(Records from a collection)

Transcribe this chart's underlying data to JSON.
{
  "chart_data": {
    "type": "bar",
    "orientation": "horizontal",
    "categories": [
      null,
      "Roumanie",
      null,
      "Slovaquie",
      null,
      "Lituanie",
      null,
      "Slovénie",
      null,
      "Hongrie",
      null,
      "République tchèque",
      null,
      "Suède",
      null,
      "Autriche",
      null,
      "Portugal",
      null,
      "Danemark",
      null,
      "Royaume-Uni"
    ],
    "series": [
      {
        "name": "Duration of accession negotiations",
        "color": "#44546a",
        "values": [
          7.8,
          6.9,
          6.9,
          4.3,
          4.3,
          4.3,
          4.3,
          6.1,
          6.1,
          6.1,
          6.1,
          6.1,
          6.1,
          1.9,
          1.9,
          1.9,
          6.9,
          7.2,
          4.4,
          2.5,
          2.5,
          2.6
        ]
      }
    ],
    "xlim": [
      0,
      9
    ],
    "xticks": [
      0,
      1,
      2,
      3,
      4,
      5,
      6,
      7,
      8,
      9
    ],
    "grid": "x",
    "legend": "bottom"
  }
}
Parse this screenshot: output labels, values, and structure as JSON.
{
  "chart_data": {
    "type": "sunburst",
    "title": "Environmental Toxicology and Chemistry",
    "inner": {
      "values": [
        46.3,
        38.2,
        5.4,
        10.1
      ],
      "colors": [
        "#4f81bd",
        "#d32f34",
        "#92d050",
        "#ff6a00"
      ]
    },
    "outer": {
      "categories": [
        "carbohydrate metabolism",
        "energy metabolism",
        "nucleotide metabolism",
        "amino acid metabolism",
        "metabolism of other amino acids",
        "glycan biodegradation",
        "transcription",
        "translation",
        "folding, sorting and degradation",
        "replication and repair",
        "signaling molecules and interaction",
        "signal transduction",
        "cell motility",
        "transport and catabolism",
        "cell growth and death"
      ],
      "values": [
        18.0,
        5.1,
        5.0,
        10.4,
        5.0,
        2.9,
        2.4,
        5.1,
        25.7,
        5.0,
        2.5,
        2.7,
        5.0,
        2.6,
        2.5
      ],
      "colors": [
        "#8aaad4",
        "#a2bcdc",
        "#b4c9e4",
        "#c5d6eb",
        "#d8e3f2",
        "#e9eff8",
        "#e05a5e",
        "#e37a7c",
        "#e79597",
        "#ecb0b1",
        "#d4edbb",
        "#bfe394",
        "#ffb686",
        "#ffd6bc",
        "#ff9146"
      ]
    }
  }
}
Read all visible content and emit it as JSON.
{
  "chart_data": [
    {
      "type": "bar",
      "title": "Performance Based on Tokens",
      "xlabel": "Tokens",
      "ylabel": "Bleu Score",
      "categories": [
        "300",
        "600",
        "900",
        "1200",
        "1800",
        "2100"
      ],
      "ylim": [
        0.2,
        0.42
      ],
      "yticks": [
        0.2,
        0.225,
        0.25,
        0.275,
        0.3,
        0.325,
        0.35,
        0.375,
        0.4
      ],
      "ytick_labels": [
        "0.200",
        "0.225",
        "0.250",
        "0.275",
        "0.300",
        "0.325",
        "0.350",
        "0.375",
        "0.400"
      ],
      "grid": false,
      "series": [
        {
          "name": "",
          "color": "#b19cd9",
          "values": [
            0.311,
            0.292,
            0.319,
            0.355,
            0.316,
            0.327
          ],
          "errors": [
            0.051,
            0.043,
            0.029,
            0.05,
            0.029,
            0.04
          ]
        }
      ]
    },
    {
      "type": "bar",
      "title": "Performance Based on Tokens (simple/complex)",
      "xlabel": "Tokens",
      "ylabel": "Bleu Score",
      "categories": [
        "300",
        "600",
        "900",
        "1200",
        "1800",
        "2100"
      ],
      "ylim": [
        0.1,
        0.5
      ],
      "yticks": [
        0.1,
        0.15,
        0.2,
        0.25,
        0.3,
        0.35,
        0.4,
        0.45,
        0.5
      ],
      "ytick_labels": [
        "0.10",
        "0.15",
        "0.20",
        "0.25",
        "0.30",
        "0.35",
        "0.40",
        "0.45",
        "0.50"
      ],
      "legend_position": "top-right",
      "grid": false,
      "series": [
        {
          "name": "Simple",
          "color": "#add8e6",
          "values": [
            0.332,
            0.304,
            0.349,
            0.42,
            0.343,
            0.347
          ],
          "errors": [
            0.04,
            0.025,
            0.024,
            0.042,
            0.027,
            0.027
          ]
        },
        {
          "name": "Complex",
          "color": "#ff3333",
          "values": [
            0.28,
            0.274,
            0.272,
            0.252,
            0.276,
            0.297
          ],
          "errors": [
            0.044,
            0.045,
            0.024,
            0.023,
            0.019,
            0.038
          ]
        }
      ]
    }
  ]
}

▶ [What to do]
Copy each line containing the word "JSON" from the data.

▶ [Output of the task]
Transcribe this chart's underlying data to JSON.
Parse this screenshot: output labels, values, and structure as JSON.
Read all visible content and emit it as JSON.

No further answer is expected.